WHAT THE TASK REQUIRES: Identify the lines bearing the string "Sales" and gather them.

+++

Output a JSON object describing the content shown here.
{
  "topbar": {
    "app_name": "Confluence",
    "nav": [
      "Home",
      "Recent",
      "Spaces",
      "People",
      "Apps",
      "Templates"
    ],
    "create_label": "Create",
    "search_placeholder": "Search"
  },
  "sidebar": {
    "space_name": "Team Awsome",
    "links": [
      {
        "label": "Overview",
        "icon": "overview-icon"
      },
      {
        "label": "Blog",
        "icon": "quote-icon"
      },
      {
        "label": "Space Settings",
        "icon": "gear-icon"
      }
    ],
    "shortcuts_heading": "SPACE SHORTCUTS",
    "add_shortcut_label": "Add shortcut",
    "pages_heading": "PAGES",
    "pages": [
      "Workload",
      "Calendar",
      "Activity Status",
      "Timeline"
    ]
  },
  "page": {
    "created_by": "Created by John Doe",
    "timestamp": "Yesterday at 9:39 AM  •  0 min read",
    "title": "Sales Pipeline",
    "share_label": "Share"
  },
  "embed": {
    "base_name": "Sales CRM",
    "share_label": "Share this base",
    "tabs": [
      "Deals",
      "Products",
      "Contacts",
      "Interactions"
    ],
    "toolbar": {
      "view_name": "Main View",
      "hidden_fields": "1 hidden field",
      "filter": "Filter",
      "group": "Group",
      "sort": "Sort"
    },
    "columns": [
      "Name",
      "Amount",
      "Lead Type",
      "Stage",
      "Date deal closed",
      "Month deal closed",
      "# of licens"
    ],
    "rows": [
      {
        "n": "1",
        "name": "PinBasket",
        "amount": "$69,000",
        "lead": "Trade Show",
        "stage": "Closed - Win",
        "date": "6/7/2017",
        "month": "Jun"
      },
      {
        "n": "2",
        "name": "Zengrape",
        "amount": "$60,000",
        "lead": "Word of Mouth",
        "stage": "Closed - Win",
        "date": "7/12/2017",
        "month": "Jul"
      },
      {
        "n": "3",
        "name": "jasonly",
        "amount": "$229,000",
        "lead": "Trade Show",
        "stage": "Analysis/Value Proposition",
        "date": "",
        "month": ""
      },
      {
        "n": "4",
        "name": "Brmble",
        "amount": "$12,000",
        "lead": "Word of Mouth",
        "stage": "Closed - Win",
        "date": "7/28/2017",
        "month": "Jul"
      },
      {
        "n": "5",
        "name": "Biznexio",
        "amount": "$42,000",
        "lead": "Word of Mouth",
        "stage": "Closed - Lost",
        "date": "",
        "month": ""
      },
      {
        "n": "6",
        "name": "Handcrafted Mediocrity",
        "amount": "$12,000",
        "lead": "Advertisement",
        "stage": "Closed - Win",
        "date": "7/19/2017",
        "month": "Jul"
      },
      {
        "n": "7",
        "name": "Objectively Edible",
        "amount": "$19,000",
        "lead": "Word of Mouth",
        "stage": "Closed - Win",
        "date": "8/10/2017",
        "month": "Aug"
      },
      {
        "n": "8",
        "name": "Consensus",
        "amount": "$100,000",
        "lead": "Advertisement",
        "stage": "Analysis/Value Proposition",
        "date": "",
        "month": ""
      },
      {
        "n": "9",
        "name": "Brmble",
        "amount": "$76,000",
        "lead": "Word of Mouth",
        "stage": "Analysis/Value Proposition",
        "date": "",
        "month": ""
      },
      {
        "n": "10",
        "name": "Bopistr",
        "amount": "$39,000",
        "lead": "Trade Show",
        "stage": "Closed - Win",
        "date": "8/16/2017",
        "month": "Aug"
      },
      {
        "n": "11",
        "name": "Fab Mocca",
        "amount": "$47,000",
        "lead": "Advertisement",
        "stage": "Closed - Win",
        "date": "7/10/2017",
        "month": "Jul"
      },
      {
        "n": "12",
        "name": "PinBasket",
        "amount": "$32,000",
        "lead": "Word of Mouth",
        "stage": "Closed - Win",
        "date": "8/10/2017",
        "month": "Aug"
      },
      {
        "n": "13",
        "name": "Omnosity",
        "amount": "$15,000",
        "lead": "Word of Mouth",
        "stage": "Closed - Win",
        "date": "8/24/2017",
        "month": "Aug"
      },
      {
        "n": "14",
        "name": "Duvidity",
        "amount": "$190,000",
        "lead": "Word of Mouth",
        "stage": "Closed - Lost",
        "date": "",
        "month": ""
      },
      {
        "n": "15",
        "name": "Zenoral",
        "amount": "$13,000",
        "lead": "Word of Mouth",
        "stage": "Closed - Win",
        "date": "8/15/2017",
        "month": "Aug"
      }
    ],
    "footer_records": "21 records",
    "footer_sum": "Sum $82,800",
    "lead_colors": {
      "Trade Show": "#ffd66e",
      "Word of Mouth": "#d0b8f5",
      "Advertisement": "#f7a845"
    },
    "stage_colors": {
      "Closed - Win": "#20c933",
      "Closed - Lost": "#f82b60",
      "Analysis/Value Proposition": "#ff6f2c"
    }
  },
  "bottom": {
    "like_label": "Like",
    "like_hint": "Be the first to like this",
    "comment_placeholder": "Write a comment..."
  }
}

+++

FINAL RESULT:
    "title": "Sales Pipeline",
    "base_name": "Sales CRM",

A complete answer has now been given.